> [Exercise directions] Go over the listing below line by line and tally those containing "ylabel". Give only the tally.

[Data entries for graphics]
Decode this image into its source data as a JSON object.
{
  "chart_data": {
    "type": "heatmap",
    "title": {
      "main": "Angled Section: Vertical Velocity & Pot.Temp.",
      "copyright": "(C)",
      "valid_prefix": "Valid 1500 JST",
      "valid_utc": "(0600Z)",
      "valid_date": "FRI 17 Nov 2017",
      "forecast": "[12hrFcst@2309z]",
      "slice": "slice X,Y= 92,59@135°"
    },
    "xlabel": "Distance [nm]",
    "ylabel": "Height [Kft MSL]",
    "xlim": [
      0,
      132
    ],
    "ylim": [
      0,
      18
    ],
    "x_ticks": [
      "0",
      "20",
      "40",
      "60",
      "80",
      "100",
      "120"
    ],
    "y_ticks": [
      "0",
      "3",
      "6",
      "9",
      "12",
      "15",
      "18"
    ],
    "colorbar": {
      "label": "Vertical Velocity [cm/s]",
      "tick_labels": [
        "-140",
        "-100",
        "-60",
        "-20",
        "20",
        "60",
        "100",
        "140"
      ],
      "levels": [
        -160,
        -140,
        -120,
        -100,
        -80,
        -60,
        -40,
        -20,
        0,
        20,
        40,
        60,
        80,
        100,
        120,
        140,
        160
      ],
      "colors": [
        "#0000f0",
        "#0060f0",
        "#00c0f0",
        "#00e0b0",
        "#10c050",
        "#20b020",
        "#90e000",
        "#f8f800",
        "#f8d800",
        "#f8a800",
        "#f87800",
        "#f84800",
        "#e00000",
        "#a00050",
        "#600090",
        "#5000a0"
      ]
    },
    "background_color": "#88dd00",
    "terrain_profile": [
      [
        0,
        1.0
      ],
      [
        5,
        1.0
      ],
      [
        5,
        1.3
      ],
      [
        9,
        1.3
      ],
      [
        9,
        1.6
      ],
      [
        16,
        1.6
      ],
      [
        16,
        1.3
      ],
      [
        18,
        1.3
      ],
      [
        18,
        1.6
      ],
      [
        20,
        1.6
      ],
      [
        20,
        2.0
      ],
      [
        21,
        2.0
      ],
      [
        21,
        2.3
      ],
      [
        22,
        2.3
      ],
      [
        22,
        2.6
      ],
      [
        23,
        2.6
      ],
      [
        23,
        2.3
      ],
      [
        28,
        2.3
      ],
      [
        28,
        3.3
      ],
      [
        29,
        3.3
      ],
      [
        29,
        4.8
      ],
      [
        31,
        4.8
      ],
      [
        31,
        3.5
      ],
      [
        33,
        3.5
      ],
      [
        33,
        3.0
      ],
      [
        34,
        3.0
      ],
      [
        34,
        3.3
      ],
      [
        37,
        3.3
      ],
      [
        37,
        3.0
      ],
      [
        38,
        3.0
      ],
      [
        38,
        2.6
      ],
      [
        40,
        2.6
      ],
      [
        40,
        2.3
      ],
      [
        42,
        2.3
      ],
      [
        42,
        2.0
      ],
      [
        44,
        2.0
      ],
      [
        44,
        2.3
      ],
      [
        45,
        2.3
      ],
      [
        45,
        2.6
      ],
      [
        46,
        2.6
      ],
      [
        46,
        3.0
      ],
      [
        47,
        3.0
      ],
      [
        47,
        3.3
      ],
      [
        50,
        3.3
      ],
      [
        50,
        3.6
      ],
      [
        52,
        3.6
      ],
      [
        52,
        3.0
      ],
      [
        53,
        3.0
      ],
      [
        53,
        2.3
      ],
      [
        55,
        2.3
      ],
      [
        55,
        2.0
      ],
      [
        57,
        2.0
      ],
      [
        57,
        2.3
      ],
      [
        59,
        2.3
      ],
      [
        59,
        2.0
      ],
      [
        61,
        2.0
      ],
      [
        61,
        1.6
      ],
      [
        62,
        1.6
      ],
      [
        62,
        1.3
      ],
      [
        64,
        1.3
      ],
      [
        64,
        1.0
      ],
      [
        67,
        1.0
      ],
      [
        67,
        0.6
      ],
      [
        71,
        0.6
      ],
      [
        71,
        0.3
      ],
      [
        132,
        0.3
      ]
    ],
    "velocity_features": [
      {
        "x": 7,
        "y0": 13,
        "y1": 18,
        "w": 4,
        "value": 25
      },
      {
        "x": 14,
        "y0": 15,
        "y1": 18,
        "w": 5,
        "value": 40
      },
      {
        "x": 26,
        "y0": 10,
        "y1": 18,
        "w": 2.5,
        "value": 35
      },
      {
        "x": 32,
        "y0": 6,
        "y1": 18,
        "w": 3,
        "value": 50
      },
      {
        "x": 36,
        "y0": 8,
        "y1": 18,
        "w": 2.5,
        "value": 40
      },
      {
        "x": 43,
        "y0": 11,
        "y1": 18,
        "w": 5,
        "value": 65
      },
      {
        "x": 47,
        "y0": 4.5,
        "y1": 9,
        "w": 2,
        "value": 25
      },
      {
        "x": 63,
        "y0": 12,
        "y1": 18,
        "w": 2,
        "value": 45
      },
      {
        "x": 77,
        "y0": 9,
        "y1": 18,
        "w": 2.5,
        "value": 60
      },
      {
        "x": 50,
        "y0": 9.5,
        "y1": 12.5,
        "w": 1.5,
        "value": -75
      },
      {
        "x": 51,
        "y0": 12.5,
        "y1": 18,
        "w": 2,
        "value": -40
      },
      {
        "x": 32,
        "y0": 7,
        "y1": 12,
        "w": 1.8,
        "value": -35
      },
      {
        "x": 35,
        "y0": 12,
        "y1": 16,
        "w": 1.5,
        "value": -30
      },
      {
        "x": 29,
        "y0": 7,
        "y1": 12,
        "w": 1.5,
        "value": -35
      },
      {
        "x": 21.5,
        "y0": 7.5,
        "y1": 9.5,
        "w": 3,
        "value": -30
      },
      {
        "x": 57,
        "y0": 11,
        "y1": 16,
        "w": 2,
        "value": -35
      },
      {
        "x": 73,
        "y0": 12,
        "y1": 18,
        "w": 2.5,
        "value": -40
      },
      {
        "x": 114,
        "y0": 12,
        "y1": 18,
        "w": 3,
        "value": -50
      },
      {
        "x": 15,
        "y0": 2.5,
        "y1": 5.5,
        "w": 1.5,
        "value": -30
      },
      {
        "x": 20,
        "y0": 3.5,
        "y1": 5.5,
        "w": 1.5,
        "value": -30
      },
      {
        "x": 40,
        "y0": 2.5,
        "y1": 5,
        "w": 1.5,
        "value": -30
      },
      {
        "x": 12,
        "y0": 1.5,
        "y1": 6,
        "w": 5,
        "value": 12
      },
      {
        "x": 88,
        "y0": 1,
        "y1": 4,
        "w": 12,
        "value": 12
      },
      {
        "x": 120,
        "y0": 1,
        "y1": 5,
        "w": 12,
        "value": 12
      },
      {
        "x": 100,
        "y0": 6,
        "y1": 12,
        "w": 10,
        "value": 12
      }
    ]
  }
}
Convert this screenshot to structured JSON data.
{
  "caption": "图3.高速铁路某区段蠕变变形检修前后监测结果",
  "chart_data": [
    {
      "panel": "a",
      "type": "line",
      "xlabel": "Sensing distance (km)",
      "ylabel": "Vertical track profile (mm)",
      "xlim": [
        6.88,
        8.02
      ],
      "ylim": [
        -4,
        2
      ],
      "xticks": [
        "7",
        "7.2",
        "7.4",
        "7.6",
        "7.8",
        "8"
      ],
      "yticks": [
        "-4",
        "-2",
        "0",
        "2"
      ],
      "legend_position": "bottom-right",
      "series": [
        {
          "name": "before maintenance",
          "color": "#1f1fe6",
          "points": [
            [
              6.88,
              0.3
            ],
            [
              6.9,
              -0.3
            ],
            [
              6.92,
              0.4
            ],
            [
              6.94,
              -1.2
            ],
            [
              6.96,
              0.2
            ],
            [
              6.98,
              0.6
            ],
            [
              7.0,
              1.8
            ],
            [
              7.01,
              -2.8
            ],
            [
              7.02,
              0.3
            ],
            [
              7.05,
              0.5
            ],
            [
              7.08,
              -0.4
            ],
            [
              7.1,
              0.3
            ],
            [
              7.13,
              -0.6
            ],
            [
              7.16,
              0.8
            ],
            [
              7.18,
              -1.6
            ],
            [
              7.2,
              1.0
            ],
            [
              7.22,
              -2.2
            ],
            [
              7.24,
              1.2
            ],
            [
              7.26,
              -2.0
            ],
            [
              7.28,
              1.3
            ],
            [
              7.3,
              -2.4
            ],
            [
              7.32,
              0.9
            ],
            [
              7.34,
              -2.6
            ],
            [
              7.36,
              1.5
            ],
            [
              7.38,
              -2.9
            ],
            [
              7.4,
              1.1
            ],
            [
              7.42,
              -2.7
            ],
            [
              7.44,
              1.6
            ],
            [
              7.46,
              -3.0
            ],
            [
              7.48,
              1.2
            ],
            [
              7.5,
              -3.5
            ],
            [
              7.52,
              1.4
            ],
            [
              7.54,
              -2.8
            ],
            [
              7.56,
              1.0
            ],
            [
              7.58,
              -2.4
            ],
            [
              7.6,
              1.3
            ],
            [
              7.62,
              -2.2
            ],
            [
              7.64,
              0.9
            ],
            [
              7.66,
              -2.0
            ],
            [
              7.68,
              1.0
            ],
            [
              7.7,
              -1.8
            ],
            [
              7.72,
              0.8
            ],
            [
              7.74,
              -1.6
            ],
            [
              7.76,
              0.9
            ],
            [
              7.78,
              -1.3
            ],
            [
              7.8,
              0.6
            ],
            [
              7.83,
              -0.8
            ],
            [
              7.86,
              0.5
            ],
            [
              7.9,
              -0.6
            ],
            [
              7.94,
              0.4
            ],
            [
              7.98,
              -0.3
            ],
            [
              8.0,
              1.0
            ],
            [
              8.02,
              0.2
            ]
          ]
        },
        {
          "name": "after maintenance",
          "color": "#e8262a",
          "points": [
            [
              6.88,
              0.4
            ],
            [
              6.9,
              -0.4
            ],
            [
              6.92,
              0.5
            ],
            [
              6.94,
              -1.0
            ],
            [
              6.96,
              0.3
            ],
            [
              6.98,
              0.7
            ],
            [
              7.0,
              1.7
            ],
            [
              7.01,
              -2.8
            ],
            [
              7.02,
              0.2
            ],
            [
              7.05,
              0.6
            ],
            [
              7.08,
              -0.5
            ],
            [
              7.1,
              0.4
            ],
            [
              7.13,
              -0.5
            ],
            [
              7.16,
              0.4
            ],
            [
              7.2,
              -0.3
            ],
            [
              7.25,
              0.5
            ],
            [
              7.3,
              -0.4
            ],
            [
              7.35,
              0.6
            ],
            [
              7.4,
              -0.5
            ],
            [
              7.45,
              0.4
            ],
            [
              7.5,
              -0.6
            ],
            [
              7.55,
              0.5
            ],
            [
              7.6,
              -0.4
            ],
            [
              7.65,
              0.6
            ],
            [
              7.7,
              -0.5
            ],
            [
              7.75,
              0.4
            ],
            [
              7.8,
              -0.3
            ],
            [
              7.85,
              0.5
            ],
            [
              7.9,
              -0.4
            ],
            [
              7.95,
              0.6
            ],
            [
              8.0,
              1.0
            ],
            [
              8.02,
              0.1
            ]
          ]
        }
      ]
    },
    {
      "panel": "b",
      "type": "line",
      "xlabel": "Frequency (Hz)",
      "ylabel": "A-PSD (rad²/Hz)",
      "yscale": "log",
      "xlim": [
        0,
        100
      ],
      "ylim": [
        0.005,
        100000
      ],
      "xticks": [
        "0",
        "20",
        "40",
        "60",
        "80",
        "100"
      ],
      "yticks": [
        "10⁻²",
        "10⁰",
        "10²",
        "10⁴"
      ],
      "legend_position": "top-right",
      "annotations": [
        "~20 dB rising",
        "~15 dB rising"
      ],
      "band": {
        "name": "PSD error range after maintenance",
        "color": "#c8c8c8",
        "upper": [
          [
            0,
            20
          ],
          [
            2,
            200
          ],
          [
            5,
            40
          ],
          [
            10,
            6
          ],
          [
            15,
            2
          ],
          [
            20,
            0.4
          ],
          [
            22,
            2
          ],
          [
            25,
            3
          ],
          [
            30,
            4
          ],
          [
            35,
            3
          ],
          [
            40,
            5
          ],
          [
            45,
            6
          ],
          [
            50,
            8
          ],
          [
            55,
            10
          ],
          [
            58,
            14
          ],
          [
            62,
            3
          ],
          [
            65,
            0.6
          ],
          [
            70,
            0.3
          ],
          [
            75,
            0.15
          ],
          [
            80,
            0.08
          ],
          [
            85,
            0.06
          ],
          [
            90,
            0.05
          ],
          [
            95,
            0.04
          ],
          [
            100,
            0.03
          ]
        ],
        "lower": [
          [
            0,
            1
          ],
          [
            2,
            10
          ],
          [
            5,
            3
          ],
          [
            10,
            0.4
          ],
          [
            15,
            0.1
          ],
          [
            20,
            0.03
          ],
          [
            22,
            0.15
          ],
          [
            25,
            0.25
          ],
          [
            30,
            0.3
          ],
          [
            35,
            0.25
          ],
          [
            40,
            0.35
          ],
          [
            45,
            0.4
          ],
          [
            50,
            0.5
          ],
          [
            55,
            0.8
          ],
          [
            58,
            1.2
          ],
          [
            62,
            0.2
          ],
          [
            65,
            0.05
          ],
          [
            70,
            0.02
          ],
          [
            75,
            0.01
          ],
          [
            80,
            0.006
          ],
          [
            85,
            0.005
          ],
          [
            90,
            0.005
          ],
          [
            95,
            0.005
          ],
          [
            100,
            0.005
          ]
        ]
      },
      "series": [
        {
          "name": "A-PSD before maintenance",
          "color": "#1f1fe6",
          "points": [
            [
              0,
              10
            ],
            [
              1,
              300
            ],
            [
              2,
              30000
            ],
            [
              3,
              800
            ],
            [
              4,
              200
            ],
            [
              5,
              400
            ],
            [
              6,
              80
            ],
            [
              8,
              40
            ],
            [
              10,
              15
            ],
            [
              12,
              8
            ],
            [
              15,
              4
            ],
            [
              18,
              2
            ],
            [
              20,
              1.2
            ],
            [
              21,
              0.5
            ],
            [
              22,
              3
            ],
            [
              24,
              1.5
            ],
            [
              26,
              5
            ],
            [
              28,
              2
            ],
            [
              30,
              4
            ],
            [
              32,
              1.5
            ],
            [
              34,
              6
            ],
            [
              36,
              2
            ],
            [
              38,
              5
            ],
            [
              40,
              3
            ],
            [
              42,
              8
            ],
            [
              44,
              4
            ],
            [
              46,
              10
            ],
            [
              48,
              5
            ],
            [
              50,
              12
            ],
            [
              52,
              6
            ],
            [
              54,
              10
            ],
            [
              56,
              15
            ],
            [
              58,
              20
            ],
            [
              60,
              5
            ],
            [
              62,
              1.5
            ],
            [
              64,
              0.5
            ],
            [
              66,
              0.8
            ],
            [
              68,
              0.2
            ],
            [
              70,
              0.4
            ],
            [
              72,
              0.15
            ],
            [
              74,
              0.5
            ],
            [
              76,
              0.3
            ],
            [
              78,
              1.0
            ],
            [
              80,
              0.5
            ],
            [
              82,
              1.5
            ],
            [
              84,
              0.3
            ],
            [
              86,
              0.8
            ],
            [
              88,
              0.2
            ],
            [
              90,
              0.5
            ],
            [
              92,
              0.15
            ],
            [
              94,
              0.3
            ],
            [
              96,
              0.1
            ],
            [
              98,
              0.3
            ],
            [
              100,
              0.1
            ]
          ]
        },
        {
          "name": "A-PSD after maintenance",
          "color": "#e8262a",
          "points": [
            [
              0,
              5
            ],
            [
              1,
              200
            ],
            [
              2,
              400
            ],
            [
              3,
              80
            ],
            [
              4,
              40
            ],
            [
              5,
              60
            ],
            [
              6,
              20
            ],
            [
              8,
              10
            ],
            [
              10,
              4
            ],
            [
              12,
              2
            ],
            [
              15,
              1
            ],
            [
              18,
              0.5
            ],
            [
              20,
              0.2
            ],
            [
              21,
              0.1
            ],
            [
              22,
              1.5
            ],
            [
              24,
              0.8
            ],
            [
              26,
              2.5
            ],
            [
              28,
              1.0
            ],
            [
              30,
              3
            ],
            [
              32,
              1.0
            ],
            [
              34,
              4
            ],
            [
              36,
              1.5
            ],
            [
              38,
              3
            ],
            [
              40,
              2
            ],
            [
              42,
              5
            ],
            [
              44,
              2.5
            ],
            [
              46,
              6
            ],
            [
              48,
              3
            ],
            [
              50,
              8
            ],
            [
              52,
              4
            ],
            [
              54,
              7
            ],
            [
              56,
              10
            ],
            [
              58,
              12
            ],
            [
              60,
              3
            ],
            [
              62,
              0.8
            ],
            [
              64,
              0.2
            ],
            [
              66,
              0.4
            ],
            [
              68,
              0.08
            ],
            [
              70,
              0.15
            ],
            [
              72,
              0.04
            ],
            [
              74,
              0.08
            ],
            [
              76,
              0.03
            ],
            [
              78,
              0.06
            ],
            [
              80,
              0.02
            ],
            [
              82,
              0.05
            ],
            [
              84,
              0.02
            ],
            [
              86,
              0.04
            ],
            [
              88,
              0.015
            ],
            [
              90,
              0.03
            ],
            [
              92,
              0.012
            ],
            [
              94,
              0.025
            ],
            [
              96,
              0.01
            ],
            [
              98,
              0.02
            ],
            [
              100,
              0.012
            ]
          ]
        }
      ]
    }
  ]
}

> [Task output] 3